▶ **Recorded data**:
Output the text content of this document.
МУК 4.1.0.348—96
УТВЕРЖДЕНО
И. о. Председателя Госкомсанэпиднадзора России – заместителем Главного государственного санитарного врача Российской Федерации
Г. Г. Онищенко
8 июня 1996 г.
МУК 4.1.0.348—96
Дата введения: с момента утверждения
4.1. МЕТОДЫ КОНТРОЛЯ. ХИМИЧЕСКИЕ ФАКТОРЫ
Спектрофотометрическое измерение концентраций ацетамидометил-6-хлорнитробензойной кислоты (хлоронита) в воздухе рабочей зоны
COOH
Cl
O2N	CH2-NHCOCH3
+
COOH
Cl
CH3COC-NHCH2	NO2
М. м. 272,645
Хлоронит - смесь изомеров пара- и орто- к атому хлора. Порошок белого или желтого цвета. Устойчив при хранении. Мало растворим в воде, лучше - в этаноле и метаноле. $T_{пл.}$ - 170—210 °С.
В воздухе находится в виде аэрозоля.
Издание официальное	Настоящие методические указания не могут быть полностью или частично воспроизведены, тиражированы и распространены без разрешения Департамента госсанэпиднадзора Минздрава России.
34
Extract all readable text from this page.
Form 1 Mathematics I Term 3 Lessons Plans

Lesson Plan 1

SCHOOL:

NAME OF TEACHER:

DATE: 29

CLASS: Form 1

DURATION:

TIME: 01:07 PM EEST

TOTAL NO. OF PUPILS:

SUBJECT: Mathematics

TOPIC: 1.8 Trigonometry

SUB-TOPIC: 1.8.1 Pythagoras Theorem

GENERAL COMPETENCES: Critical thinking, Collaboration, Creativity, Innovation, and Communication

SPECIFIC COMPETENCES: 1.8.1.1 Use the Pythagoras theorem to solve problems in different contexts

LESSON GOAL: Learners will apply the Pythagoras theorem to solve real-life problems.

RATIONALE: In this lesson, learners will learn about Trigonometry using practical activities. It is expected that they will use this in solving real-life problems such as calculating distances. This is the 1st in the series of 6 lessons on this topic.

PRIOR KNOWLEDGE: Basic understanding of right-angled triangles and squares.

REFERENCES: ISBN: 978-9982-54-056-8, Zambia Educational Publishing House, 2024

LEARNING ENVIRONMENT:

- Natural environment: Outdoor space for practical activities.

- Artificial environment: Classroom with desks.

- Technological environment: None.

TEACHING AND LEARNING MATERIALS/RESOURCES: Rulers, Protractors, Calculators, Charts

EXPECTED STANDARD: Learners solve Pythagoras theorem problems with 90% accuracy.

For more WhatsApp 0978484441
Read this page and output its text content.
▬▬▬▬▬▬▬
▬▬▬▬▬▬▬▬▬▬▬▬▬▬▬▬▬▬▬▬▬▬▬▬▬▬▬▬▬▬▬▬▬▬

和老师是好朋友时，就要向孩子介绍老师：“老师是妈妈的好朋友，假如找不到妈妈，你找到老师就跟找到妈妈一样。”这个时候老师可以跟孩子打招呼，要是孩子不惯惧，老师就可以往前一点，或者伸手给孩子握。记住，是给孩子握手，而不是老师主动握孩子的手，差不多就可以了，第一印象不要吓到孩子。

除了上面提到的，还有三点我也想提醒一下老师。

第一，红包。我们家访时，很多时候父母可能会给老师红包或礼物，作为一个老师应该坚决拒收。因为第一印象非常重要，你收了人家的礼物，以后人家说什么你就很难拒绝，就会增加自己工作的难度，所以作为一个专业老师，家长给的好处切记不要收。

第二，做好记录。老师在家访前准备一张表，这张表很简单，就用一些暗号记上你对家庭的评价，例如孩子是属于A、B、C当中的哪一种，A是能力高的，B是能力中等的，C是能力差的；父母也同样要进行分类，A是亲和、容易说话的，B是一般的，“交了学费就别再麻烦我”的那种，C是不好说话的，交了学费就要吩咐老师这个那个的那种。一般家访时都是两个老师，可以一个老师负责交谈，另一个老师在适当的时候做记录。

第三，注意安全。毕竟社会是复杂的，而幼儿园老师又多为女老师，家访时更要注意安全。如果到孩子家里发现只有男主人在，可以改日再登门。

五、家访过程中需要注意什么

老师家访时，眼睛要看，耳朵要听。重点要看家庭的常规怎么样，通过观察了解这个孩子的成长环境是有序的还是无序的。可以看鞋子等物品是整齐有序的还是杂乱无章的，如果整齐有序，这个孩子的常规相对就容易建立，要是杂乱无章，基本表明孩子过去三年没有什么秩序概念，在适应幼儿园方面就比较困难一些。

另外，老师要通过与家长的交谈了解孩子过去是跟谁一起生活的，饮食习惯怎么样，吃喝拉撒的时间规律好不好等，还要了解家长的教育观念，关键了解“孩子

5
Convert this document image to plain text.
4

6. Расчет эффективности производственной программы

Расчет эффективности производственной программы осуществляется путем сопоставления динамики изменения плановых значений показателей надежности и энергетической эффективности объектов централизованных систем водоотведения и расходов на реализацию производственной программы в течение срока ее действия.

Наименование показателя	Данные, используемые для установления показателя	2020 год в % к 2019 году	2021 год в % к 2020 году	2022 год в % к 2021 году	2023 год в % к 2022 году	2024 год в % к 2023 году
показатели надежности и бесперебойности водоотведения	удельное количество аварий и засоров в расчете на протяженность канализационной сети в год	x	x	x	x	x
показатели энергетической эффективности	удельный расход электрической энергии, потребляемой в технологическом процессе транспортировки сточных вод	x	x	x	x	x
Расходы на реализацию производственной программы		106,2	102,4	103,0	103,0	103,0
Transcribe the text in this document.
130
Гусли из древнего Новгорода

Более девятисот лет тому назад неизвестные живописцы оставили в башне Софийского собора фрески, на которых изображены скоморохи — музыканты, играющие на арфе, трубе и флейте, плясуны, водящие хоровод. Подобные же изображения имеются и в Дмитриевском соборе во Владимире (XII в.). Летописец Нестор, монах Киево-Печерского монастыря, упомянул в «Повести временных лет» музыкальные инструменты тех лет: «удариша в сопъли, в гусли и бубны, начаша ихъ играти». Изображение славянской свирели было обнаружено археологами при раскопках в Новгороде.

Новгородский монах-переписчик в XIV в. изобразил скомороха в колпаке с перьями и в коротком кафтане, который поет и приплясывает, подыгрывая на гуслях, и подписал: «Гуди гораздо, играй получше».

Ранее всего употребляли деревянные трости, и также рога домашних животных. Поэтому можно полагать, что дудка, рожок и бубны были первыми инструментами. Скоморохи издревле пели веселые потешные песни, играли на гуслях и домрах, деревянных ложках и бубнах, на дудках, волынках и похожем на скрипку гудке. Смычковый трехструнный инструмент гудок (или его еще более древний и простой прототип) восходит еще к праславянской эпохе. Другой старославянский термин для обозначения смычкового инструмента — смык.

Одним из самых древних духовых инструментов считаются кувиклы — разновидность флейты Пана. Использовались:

▶ **What you have to do**: Show every line of the records above that contains the word "реализацию".

▶ **Solved problem**:
Расчет эффективности производственной программы осуществляется путем сопоставления динамики изменения плановых значений показателей надежности и энергетической эффективности объектов централизованных систем водоотведения и расходов на реализацию производственной программы в течение срока ее действия.
Расходы на реализацию производственной программы		106,2	102,4	103,0	103,0	103,0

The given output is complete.